Identify the lines that contain the string "的长方形", then copy each of them.

##### INFORMATION GIVEN #####

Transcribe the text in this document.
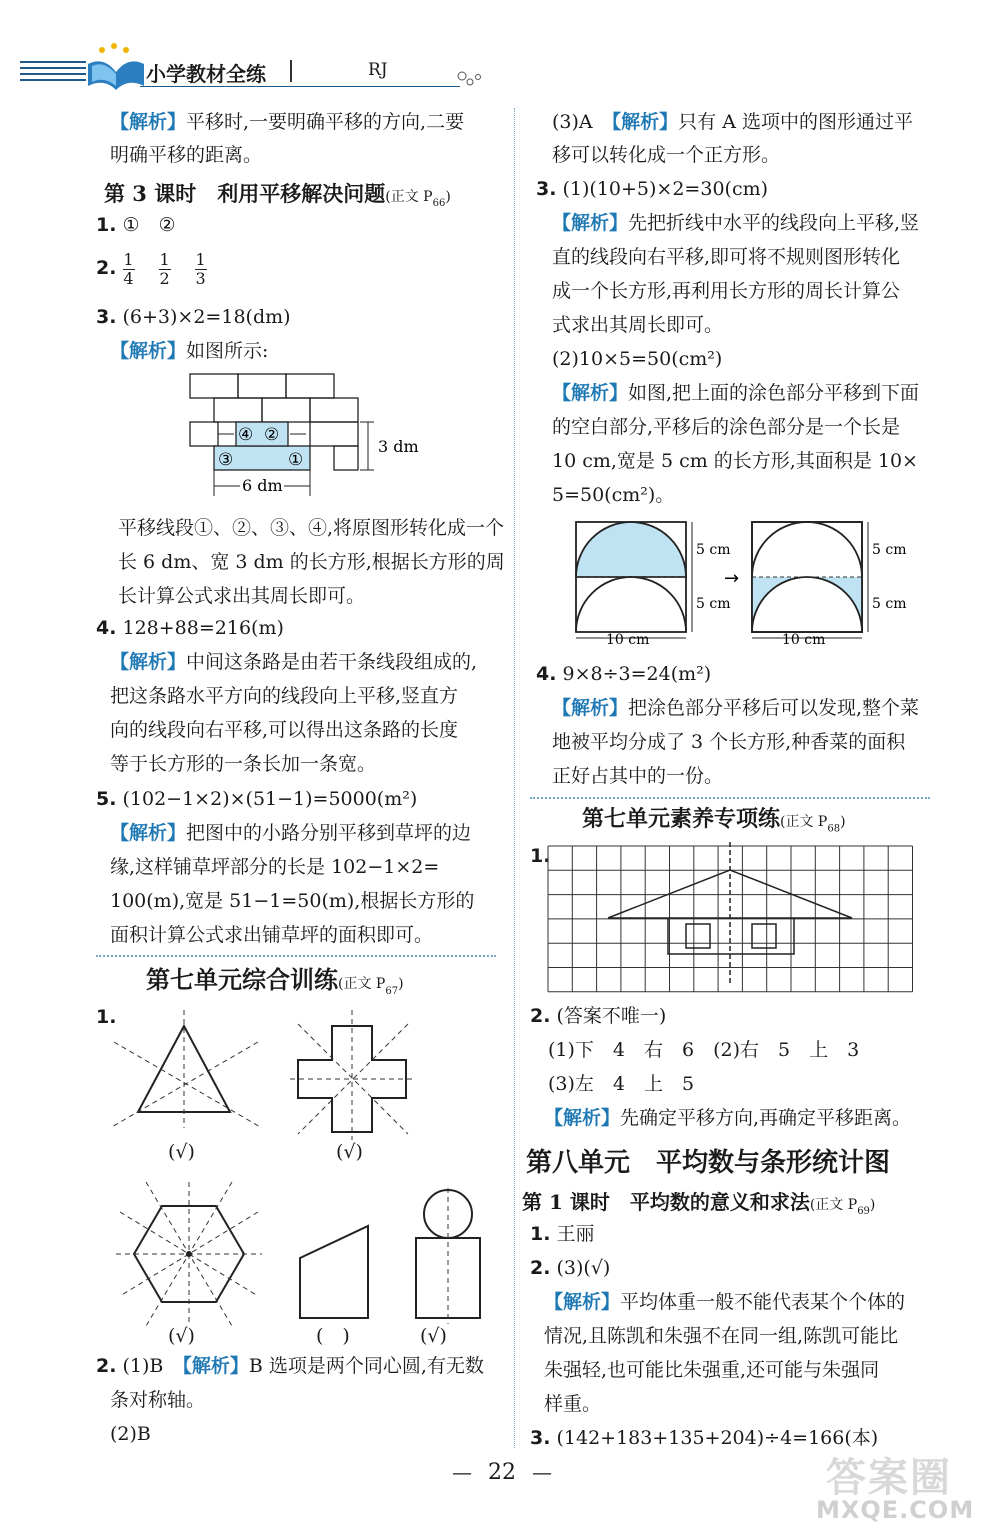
小学教材全练	RJ
【解析】平移时,一要明确平移的方向,二要
明确平移的距离。
第 3 课时　利用平移解决问题(正文 $P_{66}$)
1. ①　②
2. $\frac{1}{4}$
$\frac{1}{2}$
$\frac{1}{3}$
3. (6+3)×2=18(dm)
【解析】如图所示:
3 dm
6 dm
④ ②
③	①
平移线段①、②、③、④,将原图形转化成一个
长 6 dm、宽 3 dm 的长方形,根据长方形的周
长计算公式求出其周长即可。
4. 128+88=216(m)
【解析】中间这条路是由若干条线段组成的,
把这条路水平方向的线段向上平移,竖直方
向的线段向右平移,可以得出这条路的长度
等于长方形的一条长加一条宽。
5. (102−1×2)×(51−1)=5000(m²)
【解析】把图中的小路分别平移到草坪的边
缘,这样铺草坪部分的长是 102−1×2=
100(m),宽是 51−1=50(m),根据长方形的
面积计算公式求出铺草坪的面积即可。
第七单元综合训练(正文 $P_{67}$)
1.
(√)	(√)
(√)	(　)	(√)
2. (1)B　【解析】B 选项是两个同心圆,有无数
条对称轴。
(2)B
(3)A　【解析】只有 A 选项中的图形通过平
移可以转化成一个正方形。
3. (1)(10+5)×2=30(cm)
【解析】先把折线中水平的线段向上平移,竖
直的线段向右平移,即可将不规则图形转化
成一个长方形,再利用长方形的周长计算公
式求出其周长即可。
(2)10×5=50(cm²)
【解析】如图,把上面的涂色部分平移到下面
的空白部分,平移后的涂色部分是一个长是
10 cm,宽是 5 cm 的长方形,其面积是 10×
5=50(cm²)。
5 cm
5 cm
10 cm
→
5 cm
5 cm
10 cm
4. 9×8÷3=24(m²)
【解析】把涂色部分平移后可以发现,整个菜
地被平均分成了 3 个长方形,种香菜的面积
正好占其中的一份。
第七单元素养专项练(正文 $P_{68}$)
1.
2. (答案不唯一)
(1)下　4　右　6　(2)右　5　上　3
(3)左　4　上　5
【解析】先确定平移方向,再确定平移距离。
第八单元　平均数与条形统计图
第 1 课时　平均数的意义和求法(正文 $P_{69}$)
1. 王丽
2. (3)(√)
【解析】平均体重一般不能代表某个个体的
情况,且陈凯和朱强不在同一组,陈凯可能比
朱强轻,也可能比朱强重,还可能与朱强同
样重。
3. (142+183+135+204)÷4=166(本)
— 22 —	答案圈
MXQE.COM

#####

_WORKED SOLUTION_:
长 6 dm、宽 3 dm 的长方形,根据长方形的周
10 cm,宽是 5 cm 的长方形,其面积是 10×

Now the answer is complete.